Where the string "that" occurs in the material below, report the whole line.
--- begin Data supplied ---
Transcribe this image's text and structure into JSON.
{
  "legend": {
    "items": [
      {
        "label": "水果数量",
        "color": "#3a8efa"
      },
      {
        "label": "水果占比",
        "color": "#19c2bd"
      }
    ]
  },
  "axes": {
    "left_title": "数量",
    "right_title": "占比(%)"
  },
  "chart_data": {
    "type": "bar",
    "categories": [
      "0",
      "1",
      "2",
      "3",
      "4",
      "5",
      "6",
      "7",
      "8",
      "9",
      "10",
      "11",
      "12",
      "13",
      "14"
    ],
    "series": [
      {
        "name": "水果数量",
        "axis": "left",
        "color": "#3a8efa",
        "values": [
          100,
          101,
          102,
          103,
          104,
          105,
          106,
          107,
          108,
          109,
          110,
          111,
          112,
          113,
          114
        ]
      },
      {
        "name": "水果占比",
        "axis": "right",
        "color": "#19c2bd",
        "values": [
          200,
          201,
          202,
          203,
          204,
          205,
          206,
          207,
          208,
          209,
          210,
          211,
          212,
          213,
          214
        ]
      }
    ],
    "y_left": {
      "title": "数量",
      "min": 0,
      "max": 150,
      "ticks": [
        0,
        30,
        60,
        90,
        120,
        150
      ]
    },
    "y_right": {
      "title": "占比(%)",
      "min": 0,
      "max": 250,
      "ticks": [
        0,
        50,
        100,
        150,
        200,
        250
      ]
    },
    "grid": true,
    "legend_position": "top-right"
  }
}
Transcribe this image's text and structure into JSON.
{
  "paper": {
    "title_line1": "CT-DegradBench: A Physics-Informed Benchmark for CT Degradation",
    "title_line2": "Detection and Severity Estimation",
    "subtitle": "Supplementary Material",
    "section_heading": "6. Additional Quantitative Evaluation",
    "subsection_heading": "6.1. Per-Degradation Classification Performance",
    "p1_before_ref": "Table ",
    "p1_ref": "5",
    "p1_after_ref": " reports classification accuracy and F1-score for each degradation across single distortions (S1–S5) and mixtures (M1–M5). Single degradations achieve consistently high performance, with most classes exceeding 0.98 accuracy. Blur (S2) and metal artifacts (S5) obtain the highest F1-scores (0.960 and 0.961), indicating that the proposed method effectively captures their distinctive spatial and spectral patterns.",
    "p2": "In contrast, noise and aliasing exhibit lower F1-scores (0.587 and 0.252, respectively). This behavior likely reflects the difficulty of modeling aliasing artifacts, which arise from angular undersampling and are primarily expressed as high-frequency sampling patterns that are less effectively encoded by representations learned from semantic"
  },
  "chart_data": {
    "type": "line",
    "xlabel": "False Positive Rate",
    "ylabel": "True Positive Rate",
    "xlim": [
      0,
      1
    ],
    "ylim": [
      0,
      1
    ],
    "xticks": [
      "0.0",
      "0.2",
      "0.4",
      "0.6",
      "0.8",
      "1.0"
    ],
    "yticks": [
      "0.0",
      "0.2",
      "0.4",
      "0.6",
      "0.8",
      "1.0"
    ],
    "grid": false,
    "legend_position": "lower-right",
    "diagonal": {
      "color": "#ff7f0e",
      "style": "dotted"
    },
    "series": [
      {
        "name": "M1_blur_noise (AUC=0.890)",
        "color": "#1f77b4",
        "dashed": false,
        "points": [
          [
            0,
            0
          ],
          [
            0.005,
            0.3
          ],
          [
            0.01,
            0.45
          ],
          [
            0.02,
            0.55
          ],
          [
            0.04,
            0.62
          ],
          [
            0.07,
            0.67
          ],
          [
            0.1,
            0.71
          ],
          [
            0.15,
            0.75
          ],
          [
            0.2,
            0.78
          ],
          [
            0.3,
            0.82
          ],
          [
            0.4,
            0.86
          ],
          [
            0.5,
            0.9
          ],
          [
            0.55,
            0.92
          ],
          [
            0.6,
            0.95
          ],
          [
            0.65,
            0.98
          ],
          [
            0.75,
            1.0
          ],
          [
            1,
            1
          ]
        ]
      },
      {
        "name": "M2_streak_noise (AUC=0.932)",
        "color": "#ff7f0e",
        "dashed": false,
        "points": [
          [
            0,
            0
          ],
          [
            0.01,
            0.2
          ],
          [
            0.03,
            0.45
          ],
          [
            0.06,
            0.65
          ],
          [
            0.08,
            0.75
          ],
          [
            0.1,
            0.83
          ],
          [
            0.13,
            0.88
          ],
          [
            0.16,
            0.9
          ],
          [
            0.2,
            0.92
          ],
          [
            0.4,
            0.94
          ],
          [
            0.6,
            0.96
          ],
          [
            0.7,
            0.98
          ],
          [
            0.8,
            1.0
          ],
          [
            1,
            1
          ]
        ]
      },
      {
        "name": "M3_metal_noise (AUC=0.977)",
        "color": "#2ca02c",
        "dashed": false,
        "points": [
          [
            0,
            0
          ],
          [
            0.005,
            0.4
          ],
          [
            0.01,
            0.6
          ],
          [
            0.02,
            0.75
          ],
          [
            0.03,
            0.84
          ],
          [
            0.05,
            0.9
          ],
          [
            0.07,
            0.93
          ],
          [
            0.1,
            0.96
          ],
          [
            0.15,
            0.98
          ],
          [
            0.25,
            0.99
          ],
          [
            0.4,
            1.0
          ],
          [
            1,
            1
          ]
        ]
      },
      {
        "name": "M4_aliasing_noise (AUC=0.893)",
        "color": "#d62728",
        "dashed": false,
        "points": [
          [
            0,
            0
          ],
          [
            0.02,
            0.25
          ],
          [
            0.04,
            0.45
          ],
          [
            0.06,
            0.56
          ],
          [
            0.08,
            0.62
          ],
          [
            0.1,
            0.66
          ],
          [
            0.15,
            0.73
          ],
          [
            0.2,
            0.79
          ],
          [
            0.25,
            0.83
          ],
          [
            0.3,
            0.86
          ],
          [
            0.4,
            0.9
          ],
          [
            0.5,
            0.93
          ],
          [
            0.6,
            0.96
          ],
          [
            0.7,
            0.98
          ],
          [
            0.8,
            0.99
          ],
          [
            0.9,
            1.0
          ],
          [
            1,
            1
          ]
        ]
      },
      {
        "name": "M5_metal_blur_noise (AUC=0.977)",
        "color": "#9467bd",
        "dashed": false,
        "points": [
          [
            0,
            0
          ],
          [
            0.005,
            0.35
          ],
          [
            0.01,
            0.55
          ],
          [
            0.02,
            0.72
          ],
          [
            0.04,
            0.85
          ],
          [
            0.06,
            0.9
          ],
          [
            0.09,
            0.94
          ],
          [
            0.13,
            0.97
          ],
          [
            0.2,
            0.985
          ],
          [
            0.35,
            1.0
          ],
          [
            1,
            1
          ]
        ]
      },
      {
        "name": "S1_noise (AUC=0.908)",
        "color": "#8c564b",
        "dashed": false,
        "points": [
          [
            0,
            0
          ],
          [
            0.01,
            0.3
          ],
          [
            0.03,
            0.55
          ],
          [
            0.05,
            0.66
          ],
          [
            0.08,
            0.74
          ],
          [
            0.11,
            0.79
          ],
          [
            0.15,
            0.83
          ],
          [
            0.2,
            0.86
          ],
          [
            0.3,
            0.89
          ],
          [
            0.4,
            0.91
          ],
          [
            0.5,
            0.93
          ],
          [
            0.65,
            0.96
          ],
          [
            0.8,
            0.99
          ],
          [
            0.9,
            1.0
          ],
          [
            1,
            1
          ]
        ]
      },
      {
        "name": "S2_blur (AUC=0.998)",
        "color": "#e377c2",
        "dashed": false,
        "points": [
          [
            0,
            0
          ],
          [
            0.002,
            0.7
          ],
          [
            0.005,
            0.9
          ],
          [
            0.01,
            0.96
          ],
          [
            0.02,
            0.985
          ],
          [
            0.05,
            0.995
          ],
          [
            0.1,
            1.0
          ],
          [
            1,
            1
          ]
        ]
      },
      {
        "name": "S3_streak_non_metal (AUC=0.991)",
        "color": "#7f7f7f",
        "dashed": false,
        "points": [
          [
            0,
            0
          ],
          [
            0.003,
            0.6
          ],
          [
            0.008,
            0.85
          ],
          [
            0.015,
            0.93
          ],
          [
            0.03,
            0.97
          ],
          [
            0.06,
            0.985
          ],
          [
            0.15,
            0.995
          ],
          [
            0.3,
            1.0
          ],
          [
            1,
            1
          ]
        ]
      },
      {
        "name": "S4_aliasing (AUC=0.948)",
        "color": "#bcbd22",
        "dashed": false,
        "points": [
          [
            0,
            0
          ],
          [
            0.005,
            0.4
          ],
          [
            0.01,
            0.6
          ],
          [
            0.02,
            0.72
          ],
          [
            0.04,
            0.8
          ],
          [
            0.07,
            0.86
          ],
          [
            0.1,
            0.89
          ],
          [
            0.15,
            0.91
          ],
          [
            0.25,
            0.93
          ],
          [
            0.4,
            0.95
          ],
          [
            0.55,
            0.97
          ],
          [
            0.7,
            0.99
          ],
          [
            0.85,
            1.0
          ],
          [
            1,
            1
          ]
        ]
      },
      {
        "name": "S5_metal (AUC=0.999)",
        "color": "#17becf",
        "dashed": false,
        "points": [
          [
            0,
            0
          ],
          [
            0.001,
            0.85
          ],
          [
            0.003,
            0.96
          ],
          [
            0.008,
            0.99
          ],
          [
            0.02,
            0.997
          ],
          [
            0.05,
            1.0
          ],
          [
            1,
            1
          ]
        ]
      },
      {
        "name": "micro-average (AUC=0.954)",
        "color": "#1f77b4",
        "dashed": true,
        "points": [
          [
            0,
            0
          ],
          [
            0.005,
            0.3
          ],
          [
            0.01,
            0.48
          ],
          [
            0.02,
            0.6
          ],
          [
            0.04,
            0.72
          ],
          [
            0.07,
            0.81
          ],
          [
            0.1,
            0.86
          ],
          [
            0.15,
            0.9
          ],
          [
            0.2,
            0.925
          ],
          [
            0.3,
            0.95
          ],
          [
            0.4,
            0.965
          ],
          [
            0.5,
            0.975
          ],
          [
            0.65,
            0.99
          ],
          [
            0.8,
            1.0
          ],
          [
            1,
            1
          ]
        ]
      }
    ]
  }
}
--- end Data supplied ---
▸ **Correct answer**:
    "p1_after_ref": " reports classification accuracy and F1-score for each degradation across single distortions (S1–S5) and mixtures (M1–M5). Single degradations achieve consistently high performance, with most classes exceeding 0.98 accuracy. Blur (S2) and metal artifacts (S5) obtain the highest F1-scores (0.960 and 0.961), indicating that the proposed method effectively captures their distinctive spatial and spectral patterns.",
    "p2": "In contrast, noise and aliasing exhibit lower F1-scores (0.587 and 0.252, respectively). This behavior likely reflects the difficulty of modeling aliasing artifacts, which arise from angular undersampling and are primarily expressed as high-frequency sampling patterns that are less effectively encoded by representations learned from semantic"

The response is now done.